Records excerpted from a collection:

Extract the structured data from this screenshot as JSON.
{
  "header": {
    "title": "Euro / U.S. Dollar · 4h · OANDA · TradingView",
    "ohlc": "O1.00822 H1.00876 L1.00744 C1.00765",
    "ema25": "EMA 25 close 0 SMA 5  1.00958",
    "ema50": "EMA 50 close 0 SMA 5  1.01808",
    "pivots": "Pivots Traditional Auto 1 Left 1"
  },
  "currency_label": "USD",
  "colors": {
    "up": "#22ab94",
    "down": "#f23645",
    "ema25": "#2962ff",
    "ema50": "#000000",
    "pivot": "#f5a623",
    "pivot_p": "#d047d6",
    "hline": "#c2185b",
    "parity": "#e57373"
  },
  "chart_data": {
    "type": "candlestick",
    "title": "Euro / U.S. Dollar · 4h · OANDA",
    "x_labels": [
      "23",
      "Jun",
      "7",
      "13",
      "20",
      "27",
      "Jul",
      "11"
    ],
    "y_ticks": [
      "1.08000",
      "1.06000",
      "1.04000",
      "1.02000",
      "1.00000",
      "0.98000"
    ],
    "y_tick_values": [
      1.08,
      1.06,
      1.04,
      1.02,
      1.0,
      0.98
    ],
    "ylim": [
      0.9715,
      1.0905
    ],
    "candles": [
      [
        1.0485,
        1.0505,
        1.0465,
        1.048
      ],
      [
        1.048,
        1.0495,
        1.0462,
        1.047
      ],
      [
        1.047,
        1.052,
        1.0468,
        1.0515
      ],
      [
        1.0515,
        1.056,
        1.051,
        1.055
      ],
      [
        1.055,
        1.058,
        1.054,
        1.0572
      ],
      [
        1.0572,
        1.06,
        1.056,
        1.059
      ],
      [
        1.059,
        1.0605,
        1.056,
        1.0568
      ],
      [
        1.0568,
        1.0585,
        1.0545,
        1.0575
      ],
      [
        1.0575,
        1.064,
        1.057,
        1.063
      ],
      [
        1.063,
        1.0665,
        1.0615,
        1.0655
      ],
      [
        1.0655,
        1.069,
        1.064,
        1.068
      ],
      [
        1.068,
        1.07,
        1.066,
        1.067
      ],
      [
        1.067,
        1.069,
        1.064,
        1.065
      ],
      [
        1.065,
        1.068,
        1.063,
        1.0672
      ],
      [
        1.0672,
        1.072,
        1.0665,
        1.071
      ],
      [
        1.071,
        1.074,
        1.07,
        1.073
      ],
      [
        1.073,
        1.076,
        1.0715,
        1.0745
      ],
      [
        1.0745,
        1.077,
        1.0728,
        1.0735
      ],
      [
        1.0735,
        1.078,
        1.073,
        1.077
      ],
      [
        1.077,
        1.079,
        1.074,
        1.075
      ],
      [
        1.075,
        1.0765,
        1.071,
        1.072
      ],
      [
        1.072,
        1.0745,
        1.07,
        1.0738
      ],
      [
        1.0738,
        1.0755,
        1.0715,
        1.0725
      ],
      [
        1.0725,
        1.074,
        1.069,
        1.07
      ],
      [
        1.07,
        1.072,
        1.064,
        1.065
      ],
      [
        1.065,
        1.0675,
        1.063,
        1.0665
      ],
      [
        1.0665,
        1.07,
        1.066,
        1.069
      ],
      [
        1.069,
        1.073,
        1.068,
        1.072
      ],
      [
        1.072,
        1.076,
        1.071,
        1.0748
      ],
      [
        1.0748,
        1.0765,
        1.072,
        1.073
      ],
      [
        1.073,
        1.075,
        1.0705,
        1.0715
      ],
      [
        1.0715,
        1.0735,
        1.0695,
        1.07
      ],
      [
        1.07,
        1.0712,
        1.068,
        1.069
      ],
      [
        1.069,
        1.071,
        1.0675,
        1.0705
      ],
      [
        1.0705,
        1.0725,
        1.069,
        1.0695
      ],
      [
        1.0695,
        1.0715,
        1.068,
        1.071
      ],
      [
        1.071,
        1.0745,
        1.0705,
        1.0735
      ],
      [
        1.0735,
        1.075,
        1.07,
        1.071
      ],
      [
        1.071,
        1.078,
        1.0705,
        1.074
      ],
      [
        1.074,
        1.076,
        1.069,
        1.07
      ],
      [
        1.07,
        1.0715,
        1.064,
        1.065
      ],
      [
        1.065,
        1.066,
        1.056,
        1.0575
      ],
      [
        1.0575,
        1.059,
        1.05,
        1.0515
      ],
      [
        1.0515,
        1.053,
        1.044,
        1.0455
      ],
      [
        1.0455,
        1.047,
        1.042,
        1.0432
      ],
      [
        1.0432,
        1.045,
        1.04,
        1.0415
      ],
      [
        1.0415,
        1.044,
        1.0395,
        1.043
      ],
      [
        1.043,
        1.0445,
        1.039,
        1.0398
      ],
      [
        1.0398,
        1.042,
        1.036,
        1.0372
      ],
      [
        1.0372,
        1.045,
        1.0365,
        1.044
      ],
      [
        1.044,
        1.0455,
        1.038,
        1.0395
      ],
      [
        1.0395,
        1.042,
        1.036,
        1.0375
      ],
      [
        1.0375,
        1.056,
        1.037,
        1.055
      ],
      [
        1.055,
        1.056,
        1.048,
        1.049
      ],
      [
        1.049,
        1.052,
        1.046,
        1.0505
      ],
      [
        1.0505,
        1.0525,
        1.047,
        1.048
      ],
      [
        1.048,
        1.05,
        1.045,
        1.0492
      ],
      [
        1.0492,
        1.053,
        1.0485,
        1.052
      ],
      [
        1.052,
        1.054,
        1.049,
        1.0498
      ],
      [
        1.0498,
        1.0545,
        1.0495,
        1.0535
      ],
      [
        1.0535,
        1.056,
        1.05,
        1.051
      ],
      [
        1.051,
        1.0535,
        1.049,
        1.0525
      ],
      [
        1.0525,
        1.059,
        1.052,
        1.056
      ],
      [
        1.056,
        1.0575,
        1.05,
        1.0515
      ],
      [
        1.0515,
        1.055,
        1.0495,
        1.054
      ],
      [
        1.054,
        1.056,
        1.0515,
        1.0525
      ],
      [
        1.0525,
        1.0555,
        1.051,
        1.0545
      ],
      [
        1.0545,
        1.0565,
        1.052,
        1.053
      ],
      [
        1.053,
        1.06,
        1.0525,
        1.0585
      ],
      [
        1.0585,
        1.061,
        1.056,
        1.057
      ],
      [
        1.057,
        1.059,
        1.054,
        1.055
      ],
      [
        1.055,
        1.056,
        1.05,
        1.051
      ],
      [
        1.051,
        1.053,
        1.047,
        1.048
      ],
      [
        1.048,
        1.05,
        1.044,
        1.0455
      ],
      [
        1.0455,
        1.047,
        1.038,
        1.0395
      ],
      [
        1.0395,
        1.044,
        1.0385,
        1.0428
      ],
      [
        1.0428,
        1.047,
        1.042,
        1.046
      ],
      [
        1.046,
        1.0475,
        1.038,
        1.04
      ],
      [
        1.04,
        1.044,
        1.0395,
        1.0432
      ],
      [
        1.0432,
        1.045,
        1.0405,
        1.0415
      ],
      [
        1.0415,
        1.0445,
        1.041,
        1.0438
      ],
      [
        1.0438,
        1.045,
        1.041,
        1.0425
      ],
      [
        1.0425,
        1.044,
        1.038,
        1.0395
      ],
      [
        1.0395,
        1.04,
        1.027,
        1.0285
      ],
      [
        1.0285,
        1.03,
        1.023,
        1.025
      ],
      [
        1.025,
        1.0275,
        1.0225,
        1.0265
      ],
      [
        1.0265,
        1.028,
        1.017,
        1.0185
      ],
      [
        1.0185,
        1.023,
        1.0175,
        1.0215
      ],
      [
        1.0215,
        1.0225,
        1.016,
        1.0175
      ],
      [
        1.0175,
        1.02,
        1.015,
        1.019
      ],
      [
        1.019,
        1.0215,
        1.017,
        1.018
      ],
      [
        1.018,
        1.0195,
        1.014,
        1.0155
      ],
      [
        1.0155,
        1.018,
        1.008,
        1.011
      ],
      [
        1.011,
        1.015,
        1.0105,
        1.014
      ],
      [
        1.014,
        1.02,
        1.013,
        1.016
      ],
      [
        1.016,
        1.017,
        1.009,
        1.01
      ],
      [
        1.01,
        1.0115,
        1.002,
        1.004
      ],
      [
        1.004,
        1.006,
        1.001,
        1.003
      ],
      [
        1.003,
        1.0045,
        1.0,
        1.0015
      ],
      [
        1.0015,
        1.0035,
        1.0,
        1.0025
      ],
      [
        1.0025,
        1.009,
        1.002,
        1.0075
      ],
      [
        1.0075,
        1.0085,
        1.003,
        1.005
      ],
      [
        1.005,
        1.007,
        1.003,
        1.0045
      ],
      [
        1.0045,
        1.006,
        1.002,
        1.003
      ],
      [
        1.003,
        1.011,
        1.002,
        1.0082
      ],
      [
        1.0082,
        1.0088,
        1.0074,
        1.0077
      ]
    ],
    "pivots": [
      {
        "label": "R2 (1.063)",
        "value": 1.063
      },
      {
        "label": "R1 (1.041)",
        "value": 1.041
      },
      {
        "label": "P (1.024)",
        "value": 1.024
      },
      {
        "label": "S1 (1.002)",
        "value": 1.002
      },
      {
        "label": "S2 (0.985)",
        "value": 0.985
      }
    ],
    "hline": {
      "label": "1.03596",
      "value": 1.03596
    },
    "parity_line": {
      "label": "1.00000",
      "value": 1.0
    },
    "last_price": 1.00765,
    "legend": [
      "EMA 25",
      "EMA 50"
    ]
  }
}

• **WHAT THIS TASK INVOLVES**
How many lines of these entries hold the string "OANDA"? Answer with the number alone.

• **SOLUTION**
2